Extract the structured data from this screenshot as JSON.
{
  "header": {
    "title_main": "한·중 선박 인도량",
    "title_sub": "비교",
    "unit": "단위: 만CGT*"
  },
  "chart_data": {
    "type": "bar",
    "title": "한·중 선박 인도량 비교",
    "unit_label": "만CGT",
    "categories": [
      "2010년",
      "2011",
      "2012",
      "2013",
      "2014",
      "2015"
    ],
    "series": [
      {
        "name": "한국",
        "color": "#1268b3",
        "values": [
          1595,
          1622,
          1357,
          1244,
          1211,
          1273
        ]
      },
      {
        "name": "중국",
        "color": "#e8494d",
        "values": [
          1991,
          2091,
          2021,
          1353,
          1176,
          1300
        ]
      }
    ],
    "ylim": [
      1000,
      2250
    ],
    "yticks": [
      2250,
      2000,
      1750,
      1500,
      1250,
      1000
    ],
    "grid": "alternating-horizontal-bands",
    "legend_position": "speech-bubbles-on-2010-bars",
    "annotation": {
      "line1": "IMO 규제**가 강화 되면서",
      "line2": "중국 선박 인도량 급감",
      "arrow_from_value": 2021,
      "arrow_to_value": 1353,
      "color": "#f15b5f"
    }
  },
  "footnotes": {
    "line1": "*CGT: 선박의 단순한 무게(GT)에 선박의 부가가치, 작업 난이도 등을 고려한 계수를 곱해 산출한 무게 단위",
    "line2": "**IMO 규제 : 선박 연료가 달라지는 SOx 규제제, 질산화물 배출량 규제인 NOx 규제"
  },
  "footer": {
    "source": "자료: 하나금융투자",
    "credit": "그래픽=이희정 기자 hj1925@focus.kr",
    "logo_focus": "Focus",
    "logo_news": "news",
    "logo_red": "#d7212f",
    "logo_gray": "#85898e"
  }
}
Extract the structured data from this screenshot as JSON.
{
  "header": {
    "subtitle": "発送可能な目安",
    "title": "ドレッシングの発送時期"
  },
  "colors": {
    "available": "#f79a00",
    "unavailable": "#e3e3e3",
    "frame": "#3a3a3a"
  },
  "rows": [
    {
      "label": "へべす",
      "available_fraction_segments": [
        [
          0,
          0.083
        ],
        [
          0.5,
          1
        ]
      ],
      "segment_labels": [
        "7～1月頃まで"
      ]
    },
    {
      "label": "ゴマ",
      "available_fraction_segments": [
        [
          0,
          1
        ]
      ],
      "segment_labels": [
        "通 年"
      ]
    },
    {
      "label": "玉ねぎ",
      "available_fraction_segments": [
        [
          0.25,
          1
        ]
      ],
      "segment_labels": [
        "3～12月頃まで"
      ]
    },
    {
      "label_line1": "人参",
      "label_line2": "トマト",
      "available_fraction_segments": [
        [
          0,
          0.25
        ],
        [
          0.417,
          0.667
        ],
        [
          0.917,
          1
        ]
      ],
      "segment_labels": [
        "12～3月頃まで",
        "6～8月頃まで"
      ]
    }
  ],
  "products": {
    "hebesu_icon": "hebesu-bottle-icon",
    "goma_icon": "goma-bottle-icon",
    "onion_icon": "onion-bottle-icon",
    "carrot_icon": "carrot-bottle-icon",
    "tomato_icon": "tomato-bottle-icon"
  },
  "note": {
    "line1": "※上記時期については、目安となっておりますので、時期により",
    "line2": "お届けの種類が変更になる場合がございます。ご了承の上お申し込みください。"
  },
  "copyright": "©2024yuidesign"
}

================================

_What the task requires_
Extract each line from the listing above, please, and repeat it exactly.

_Solution below_
Extract the structured data from this screenshot as JSON.
{
  "header": {
    "title_main": "한·중 선박 인도량",
    "title_sub": "비교",
    "unit": "단위: 만CGT*"
  },
  "chart_data": {
    "type": "bar",
    "title": "한·중 선박 인도량 비교",
    "unit_label": "만CGT",
    "categories": [
      "2010년",
      "2011",
      "2012",
      "2013",
      "2014",
      "2015"
    ],
    "series": [
      {
        "name": "한국",
        "color": "#1268b3",
        "values": [
          1595,
          1622,
          1357,
          1244,
          1211,
          1273
        ]
      },
      {
        "name": "중국",
        "color": "#e8494d",
        "values": [
          1991,
          2091,
          2021,
          1353,
          1176,
          1300
        ]
      }
    ],
    "ylim": [
      1000,
      2250
    ],
    "yticks": [
      2250,
      2000,
      1750,
      1500,
      1250,
      1000
    ],
    "grid": "alternating-horizontal-bands",
    "legend_position": "speech-bubbles-on-2010-bars",
    "annotation": {
      "line1": "IMO 규제**가 강화 되면서",
      "line2": "중국 선박 인도량 급감",
      "arrow_from_value": 2021,
      "arrow_to_value": 1353,
      "color": "#f15b5f"
    }
  },
  "footnotes": {
    "line1": "*CGT: 선박의 단순한 무게(GT)에 선박의 부가가치, 작업 난이도 등을 고려한 계수를 곱해 산출한 무게 단위",
    "line2": "**IMO 규제 : 선박 연료가 달라지는 SOx 규제제, 질산화물 배출량 규제인 NOx 규제"
  },
  "footer": {
    "source": "자료: 하나금융투자",
    "credit": "그래픽=이희정 기자 hj1925@focus.kr",
    "logo_focus": "Focus",
    "logo_news": "news",
    "logo_red": "#d7212f",
    "logo_gray": "#85898e"
  }
}
Extract the structured data from this screenshot as JSON.
{
  "header": {
    "subtitle": "発送可能な目安",
    "title": "ドレッシングの発送時期"
  },
  "colors": {
    "available": "#f79a00",
    "unavailable": "#e3e3e3",
    "frame": "#3a3a3a"
  },
  "rows": [
    {
      "label": "へべす",
      "available_fraction_segments": [
        [
          0,
          0.083
        ],
        [
          0.5,
          1
        ]
      ],
      "segment_labels": [
        "7～1月頃まで"
      ]
    },
    {
      "label": "ゴマ",
      "available_fraction_segments": [
        [
          0,
          1
        ]
      ],
      "segment_labels": [
        "通 年"
      ]
    },
    {
      "label": "玉ねぎ",
      "available_fraction_segments": [
        [
          0.25,
          1
        ]
      ],
      "segment_labels": [
        "3～12月頃まで"
      ]
    },
    {
      "label_line1": "人参",
      "label_line2": "トマト",
      "available_fraction_segments": [
        [
          0,
          0.25
        ],
        [
          0.417,
          0.667
        ],
        [
          0.917,
          1
        ]
      ],
      "segment_labels": [
        "12～3月頃まで",
        "6～8月頃まで"
      ]
    }
  ],
  "products": {
    "hebesu_icon": "hebesu-bottle-icon",
    "goma_icon": "goma-bottle-icon",
    "onion_icon": "onion-bottle-icon",
    "carrot_icon": "carrot-bottle-icon",
    "tomato_icon": "tomato-bottle-icon"
  },
  "note": {
    "line1": "※上記時期については、目安となっておりますので、時期により",
    "line2": "お届けの種類が変更になる場合がございます。ご了承の上お申し込みください。"
  },
  "copyright": "©2024yuidesign"
}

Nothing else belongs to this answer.